Provided data
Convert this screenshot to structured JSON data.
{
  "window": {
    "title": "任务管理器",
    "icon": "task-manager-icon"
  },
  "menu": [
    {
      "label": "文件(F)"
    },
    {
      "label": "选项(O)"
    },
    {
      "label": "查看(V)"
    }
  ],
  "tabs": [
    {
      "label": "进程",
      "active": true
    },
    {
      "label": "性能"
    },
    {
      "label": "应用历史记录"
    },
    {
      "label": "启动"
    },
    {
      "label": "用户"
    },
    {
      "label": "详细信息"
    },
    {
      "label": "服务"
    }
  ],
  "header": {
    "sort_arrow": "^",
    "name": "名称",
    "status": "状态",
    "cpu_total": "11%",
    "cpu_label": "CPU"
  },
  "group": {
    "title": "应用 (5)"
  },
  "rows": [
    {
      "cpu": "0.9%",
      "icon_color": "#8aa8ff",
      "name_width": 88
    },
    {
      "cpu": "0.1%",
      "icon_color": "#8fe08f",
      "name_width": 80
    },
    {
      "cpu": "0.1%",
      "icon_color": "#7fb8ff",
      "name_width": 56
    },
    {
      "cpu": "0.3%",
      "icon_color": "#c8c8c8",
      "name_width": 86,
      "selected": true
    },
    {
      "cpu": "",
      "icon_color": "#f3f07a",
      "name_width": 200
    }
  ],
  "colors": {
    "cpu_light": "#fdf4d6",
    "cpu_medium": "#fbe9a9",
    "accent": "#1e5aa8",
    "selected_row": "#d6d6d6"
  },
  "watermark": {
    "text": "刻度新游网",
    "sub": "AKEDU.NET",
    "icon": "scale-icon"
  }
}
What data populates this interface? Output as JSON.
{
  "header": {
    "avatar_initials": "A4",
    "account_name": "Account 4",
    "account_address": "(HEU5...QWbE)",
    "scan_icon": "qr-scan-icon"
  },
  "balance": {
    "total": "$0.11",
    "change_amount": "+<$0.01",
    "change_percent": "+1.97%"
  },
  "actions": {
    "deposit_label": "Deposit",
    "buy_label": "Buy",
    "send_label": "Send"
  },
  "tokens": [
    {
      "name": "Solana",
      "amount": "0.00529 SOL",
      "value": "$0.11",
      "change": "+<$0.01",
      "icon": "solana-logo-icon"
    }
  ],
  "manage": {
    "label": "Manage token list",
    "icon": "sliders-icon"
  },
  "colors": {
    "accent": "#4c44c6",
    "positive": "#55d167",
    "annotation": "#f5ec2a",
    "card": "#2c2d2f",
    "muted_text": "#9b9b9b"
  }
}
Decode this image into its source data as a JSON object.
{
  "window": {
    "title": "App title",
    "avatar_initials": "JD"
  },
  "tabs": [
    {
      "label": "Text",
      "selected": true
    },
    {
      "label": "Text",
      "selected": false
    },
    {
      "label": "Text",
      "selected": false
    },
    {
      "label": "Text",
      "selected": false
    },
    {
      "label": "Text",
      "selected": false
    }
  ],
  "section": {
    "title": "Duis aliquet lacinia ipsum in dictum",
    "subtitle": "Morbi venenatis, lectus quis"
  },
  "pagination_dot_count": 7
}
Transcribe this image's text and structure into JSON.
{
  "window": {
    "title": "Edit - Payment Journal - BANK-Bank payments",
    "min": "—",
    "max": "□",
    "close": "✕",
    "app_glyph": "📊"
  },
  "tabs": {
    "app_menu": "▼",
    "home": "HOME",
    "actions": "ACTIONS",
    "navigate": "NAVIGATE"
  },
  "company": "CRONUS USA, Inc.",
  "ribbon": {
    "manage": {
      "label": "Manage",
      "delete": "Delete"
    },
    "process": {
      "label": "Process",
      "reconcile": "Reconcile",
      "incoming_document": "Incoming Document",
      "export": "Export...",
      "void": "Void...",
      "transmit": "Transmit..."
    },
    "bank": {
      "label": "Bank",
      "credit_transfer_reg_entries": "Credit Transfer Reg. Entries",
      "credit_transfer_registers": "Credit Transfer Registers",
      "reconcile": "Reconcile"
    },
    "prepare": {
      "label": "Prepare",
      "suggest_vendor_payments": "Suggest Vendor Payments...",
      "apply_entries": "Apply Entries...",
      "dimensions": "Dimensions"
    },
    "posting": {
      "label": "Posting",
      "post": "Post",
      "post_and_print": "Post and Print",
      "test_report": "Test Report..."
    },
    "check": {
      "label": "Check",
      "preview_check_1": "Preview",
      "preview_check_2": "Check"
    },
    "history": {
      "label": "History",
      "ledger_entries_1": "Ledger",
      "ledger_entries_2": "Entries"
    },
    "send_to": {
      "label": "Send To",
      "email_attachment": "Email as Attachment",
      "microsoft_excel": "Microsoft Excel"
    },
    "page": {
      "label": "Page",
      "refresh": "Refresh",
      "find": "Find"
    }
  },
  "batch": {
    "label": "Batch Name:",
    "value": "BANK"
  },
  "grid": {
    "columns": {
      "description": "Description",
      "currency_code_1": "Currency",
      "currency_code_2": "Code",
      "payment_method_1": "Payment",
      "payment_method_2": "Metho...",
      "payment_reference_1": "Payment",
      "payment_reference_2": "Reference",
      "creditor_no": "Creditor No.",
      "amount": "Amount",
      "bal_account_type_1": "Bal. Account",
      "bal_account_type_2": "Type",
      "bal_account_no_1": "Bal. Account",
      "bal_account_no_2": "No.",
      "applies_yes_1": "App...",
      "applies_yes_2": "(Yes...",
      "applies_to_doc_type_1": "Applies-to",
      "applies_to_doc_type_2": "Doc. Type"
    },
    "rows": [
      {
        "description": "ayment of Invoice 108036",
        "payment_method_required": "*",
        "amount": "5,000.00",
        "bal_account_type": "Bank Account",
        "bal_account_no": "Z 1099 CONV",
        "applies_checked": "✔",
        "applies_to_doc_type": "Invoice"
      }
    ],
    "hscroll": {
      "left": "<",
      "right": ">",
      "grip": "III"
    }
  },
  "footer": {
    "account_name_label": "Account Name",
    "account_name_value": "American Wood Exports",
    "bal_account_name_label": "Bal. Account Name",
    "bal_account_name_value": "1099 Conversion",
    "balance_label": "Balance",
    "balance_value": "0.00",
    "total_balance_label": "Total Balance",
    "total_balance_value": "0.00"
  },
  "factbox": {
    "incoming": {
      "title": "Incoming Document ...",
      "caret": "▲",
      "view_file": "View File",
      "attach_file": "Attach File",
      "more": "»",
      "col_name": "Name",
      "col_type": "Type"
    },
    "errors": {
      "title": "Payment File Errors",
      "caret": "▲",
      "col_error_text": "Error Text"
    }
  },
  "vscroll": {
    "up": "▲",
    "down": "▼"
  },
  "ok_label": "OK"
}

Work required
Extract all of the material exactly as it is written.

Correct answer
Convert this screenshot to structured JSON data.
{
  "window": {
    "title": "任务管理器",
    "icon": "task-manager-icon"
  },
  "menu": [
    {
      "label": "文件(F)"
    },
    {
      "label": "选项(O)"
    },
    {
      "label": "查看(V)"
    }
  ],
  "tabs": [
    {
      "label": "进程",
      "active": true
    },
    {
      "label": "性能"
    },
    {
      "label": "应用历史记录"
    },
    {
      "label": "启动"
    },
    {
      "label": "用户"
    },
    {
      "label": "详细信息"
    },
    {
      "label": "服务"
    }
  ],
  "header": {
    "sort_arrow": "^",
    "name": "名称",
    "status": "状态",
    "cpu_total": "11%",
    "cpu_label": "CPU"
  },
  "group": {
    "title": "应用 (5)"
  },
  "rows": [
    {
      "cpu": "0.9%",
      "icon_color": "#8aa8ff",
      "name_width": 88
    },
    {
      "cpu": "0.1%",
      "icon_color": "#8fe08f",
      "name_width": 80
    },
    {
      "cpu": "0.1%",
      "icon_color": "#7fb8ff",
      "name_width": 56
    },
    {
      "cpu": "0.3%",
      "icon_color": "#c8c8c8",
      "name_width": 86,
      "selected": true
    },
    {
      "cpu": "",
      "icon_color": "#f3f07a",
      "name_width": 200
    }
  ],
  "colors": {
    "cpu_light": "#fdf4d6",
    "cpu_medium": "#fbe9a9",
    "accent": "#1e5aa8",
    "selected_row": "#d6d6d6"
  },
  "watermark": {
    "text": "刻度新游网",
    "sub": "AKEDU.NET",
    "icon": "scale-icon"
  }
}
What data populates this interface? Output as JSON.
{
  "header": {
    "avatar_initials": "A4",
    "account_name": "Account 4",
    "account_address": "(HEU5...QWbE)",
    "scan_icon": "qr-scan-icon"
  },
  "balance": {
    "total": "$0.11",
    "change_amount": "+<$0.01",
    "change_percent": "+1.97%"
  },
  "actions": {
    "deposit_label": "Deposit",
    "buy_label": "Buy",
    "send_label": "Send"
  },
  "tokens": [
    {
      "name": "Solana",
      "amount": "0.00529 SOL",
      "value": "$0.11",
      "change": "+<$0.01",
      "icon": "solana-logo-icon"
    }
  ],
  "manage": {
    "label": "Manage token list",
    "icon": "sliders-icon"
  },
  "colors": {
    "accent": "#4c44c6",
    "positive": "#55d167",
    "annotation": "#f5ec2a",
    "card": "#2c2d2f",
    "muted_text": "#9b9b9b"
  }
}
Decode this image into its source data as a JSON object.
{
  "window": {
    "title": "App title",
    "avatar_initials": "JD"
  },
  "tabs": [
    {
      "label": "Text",
      "selected": true
    },
    {
      "label": "Text",
      "selected": false
    },
    {
      "label": "Text",
      "selected": false
    },
    {
      "label": "Text",
      "selected": false
    },
    {
      "label": "Text",
      "selected": false
    }
  ],
  "section": {
    "title": "Duis aliquet lacinia ipsum in dictum",
    "subtitle": "Morbi venenatis, lectus quis"
  },
  "pagination_dot_count": 7
}
Transcribe this image's text and structure into JSON.
{
  "window": {
    "title": "Edit - Payment Journal - BANK-Bank payments",
    "min": "—",
    "max": "□",
    "close": "✕",
    "app_glyph": "📊"
  },
  "tabs": {
    "app_menu": "▼",
    "home": "HOME",
    "actions": "ACTIONS",
    "navigate": "NAVIGATE"
  },
  "company": "CRONUS USA, Inc.",
  "ribbon": {
    "manage": {
      "label": "Manage",
      "delete": "Delete"
    },
    "process": {
      "label": "Process",
      "reconcile": "Reconcile",
      "incoming_document": "Incoming Document",
      "export": "Export...",
      "void": "Void...",
      "transmit": "Transmit..."
    },
    "bank": {
      "label": "Bank",
      "credit_transfer_reg_entries": "Credit Transfer Reg. Entries",
      "credit_transfer_registers": "Credit Transfer Registers",
      "reconcile": "Reconcile"
    },
    "prepare": {
      "label": "Prepare",
      "suggest_vendor_payments": "Suggest Vendor Payments...",
      "apply_entries": "Apply Entries...",
      "dimensions": "Dimensions"
    },
    "posting": {
      "label": "Posting",
      "post": "Post",
      "post_and_print": "Post and Print",
      "test_report": "Test Report..."
    },
    "check": {
      "label": "Check",
      "preview_check_1": "Preview",
      "preview_check_2": "Check"
    },
    "history": {
      "label": "History",
      "ledger_entries_1": "Ledger",
      "ledger_entries_2": "Entries"
    },
    "send_to": {
      "label": "Send To",
      "email_attachment": "Email as Attachment",
      "microsoft_excel": "Microsoft Excel"
    },
    "page": {
      "label": "Page",
      "refresh": "Refresh",
      "find": "Find"
    }
  },
  "batch": {
    "label": "Batch Name:",
    "value": "BANK"
  },
  "grid": {
    "columns": {
      "description": "Description",
      "currency_code_1": "Currency",
      "currency_code_2": "Code",
      "payment_method_1": "Payment",
      "payment_method_2": "Metho...",
      "payment_reference_1": "Payment",
      "payment_reference_2": "Reference",
      "creditor_no": "Creditor No.",
      "amount": "Amount",
      "bal_account_type_1": "Bal. Account",
      "bal_account_type_2": "Type",
      "bal_account_no_1": "Bal. Account",
      "bal_account_no_2": "No.",
      "applies_yes_1": "App...",
      "applies_yes_2": "(Yes...",
      "applies_to_doc_type_1": "Applies-to",
      "applies_to_doc_type_2": "Doc. Type"
    },
    "rows": [
      {
        "description": "ayment of Invoice 108036",
        "payment_method_required": "*",
        "amount": "5,000.00",
        "bal_account_type": "Bank Account",
        "bal_account_no": "Z 1099 CONV",
        "applies_checked": "✔",
        "applies_to_doc_type": "Invoice"
      }
    ],
    "hscroll": {
      "left": "<",
      "right": ">",
      "grip": "III"
    }
  },
  "footer": {
    "account_name_label": "Account Name",
    "account_name_value": "American Wood Exports",
    "bal_account_name_label": "Bal. Account Name",
    "bal_account_name_value": "1099 Conversion",
    "balance_label": "Balance",
    "balance_value": "0.00",
    "total_balance_label": "Total Balance",
    "total_balance_value": "0.00"
  },
  "factbox": {
    "incoming": {
      "title": "Incoming Document ...",
      "caret": "▲",
      "view_file": "View File",
      "attach_file": "Attach File",
      "more": "»",
      "col_name": "Name",
      "col_type": "Type"
    },
    "errors": {
      "title": "Payment File Errors",
      "caret": "▲",
      "col_error_text": "Error Text"
    }
  },
  "vscroll": {
    "up": "▲",
    "down": "▼"
  },
  "ok_label": "OK"
}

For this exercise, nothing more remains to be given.